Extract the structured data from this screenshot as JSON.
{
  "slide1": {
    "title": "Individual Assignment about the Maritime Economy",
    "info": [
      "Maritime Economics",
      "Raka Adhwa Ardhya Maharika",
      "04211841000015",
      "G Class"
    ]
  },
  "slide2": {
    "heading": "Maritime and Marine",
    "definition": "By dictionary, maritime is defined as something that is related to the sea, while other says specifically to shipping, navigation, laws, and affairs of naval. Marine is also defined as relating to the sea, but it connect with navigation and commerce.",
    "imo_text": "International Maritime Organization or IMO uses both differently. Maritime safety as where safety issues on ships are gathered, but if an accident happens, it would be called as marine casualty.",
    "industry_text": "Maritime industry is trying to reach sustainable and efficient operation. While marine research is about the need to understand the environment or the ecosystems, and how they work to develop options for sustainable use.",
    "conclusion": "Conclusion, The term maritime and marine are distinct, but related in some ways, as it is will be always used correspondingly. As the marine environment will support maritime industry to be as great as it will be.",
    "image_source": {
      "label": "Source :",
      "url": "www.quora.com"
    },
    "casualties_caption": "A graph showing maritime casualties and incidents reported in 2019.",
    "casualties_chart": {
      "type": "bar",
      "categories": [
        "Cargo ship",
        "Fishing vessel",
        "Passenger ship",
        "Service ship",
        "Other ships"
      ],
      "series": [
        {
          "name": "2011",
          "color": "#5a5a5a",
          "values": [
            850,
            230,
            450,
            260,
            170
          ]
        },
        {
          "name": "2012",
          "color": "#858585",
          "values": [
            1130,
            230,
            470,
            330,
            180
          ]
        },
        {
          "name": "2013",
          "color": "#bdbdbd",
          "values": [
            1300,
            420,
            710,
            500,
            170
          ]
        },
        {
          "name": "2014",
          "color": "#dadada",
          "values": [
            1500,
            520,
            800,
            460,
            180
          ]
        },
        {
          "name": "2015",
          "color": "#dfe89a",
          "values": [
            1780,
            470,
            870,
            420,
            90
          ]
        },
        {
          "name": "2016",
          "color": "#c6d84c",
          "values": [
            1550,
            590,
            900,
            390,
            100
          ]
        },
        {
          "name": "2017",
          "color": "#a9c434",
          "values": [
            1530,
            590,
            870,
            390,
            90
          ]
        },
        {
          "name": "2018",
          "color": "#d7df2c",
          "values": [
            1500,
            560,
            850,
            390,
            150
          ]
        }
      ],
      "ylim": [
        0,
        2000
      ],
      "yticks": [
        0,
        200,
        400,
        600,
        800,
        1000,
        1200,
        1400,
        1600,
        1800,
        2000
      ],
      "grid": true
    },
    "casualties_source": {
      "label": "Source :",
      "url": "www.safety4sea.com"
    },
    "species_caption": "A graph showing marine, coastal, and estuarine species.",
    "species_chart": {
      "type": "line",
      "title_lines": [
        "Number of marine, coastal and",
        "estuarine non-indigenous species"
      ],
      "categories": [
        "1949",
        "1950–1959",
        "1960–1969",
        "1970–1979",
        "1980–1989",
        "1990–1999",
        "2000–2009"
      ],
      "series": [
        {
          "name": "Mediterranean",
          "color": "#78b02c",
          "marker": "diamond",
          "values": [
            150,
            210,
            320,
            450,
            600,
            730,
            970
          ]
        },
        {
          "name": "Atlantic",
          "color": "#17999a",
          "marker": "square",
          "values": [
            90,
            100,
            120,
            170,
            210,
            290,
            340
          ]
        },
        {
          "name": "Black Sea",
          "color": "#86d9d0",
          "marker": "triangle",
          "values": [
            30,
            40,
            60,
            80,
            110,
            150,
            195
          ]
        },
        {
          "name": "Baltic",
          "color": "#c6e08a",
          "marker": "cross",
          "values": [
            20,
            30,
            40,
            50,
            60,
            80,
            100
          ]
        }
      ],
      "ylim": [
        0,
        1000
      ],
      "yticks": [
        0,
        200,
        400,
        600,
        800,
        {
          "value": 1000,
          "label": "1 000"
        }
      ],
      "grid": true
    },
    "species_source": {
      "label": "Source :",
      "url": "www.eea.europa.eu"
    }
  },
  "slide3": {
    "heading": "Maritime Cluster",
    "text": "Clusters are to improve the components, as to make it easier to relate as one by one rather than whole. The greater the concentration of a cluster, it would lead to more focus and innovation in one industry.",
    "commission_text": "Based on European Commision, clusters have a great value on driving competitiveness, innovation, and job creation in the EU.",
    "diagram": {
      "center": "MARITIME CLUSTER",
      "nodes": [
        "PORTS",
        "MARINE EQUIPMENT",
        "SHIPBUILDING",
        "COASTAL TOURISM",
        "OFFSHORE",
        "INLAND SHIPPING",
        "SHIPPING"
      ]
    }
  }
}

Exercise description: Identify the lines that hold the word "estuarine". Copy every one of them.

Exercise solution:
    "species_caption": "A graph showing marine, coastal, and estuarine species.",
        "estuarine non-indigenous species"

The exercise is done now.